→ Provided records:
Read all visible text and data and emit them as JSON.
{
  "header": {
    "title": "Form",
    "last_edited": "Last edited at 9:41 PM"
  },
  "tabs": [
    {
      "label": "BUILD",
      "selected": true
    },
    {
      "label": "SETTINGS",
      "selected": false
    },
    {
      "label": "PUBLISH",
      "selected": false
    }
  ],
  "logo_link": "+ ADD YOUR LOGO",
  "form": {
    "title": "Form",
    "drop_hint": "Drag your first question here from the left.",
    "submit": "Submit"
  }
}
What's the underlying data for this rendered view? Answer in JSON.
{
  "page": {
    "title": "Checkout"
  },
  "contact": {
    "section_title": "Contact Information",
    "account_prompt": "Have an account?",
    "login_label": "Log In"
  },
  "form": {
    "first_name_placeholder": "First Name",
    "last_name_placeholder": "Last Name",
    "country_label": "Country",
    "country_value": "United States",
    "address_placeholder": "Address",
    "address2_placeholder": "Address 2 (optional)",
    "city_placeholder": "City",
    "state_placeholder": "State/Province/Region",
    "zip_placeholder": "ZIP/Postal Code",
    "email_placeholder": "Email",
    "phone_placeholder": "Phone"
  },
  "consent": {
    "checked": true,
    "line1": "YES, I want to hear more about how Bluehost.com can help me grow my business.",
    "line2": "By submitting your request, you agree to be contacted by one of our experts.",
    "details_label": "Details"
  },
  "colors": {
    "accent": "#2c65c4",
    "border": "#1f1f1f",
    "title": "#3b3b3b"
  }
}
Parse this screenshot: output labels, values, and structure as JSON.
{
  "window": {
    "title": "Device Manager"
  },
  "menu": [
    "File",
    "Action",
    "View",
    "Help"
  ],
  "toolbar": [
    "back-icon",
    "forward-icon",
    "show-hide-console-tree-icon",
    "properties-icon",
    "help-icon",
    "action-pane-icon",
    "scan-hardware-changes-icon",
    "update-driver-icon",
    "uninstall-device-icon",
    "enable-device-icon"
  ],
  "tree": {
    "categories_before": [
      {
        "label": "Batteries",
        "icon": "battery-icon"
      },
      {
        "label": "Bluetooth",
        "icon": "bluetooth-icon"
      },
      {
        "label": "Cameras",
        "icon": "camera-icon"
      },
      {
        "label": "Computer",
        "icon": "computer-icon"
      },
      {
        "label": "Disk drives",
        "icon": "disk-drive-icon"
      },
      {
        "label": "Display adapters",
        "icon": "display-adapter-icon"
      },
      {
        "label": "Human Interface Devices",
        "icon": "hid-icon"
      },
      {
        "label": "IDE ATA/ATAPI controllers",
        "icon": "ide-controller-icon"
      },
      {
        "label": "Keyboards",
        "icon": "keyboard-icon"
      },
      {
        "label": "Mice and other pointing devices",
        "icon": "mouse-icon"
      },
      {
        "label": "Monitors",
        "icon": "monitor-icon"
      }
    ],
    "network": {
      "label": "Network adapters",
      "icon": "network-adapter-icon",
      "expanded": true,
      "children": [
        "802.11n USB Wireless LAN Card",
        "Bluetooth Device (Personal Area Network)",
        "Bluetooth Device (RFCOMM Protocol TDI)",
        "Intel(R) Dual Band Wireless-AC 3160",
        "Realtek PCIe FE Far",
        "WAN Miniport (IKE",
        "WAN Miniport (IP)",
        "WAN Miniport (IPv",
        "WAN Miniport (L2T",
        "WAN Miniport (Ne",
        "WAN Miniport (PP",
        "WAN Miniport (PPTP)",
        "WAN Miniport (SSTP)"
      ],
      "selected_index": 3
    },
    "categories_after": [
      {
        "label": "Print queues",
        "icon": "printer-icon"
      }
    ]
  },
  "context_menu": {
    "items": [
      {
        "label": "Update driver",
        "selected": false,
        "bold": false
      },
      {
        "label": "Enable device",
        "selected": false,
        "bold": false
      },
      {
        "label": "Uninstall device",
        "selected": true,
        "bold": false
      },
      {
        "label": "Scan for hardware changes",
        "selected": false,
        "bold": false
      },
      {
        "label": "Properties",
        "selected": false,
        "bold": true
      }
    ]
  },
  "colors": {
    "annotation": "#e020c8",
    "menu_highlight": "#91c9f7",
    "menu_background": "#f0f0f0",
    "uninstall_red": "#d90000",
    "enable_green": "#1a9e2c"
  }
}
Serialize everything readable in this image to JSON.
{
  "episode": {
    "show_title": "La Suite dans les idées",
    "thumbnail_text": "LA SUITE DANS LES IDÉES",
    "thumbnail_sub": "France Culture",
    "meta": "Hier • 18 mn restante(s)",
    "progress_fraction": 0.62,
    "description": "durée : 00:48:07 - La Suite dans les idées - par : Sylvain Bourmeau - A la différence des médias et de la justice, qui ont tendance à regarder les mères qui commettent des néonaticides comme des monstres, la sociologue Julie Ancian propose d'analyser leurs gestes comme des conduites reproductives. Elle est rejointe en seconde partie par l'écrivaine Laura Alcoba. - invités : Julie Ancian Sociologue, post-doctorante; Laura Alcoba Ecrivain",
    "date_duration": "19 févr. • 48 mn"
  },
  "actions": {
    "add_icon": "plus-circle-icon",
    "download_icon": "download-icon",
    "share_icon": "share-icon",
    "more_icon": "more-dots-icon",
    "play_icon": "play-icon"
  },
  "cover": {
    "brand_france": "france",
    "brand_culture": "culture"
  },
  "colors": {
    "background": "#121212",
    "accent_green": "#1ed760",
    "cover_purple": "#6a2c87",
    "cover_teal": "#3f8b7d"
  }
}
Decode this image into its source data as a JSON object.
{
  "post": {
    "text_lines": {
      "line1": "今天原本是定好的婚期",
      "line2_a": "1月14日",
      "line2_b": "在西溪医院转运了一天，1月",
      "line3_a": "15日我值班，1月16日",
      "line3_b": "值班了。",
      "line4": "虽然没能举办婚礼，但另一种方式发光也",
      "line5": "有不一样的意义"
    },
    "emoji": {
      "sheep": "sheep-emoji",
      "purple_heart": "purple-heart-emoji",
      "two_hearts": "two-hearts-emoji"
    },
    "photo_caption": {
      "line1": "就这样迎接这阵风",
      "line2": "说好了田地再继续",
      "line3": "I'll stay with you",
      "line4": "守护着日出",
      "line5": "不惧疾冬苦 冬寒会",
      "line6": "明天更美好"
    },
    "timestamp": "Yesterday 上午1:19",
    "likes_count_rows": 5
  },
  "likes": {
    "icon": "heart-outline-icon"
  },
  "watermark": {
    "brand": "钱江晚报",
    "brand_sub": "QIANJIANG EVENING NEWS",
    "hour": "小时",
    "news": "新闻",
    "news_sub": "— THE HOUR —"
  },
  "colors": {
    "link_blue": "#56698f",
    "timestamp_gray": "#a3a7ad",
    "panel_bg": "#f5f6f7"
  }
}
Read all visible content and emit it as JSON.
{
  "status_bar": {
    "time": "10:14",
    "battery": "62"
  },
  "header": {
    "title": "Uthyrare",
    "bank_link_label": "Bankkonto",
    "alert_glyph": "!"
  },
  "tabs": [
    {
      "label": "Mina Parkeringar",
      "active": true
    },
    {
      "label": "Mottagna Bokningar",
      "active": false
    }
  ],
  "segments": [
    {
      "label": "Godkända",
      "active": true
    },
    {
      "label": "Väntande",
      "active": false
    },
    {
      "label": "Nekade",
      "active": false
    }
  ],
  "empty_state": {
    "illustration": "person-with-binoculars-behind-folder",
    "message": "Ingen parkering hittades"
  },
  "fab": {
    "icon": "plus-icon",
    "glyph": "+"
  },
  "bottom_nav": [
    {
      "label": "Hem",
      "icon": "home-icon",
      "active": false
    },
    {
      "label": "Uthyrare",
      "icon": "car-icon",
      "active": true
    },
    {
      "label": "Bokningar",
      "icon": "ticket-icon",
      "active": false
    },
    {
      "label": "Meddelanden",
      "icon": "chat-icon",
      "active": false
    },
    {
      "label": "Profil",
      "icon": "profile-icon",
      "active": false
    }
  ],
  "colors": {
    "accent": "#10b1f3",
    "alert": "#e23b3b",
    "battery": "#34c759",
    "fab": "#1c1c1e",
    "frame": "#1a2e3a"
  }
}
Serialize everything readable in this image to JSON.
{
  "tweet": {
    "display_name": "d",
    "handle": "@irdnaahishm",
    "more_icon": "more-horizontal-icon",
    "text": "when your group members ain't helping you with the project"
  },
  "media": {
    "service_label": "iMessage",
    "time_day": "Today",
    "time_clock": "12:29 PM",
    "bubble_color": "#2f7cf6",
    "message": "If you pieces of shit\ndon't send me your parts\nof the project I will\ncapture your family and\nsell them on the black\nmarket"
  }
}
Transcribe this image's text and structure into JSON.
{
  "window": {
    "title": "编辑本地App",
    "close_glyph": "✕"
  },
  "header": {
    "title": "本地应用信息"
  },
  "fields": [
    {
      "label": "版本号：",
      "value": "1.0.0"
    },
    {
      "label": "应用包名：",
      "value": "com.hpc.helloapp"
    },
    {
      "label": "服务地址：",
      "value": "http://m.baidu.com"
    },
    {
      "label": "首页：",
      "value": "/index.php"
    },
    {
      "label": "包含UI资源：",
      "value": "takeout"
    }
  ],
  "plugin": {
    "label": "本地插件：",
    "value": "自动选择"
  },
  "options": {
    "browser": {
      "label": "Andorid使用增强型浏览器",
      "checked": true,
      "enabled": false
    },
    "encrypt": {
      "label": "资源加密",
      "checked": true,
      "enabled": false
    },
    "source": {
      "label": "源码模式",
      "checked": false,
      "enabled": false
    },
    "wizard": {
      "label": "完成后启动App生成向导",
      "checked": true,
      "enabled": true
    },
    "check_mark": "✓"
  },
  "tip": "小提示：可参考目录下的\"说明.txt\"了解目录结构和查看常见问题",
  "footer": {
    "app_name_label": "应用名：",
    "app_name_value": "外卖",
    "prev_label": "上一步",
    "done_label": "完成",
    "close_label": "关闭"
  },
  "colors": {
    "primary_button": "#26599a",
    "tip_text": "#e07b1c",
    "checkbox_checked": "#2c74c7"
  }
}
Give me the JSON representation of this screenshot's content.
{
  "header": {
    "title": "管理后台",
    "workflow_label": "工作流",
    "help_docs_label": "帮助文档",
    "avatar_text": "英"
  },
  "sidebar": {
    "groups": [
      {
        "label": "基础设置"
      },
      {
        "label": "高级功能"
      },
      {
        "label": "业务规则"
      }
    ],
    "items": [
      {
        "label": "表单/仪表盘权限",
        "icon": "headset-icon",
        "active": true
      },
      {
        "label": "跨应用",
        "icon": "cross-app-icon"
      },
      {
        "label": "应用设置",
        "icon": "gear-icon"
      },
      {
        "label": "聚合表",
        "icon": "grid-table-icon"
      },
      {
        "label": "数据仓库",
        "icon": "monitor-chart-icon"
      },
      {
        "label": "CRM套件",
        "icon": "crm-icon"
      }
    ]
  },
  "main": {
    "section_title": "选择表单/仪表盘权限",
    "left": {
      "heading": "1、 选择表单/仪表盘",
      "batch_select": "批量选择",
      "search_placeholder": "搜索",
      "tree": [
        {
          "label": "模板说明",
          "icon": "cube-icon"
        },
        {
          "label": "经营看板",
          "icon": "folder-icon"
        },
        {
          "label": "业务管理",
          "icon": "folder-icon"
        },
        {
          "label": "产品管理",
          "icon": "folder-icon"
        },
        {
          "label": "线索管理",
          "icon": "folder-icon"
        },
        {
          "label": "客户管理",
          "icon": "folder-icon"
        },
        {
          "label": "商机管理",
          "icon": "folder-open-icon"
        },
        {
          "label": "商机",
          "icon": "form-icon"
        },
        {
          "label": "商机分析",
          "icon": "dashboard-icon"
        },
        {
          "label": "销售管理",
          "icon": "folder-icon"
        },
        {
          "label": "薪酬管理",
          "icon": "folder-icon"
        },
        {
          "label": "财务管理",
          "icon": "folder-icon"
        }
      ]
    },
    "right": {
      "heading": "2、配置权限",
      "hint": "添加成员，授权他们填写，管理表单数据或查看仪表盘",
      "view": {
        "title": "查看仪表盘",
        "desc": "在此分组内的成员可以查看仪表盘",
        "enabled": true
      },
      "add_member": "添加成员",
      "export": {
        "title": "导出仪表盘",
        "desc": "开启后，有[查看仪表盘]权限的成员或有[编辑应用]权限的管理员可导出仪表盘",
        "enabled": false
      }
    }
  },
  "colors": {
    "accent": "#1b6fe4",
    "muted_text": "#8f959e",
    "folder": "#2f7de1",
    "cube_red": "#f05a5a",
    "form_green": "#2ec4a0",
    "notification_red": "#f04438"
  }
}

→ Instructions for the task: Scan the material above. Copy each line that holds the word "driver".

→ Answer for this exercise:
    "update-driver-icon",
        "label": "Update driver",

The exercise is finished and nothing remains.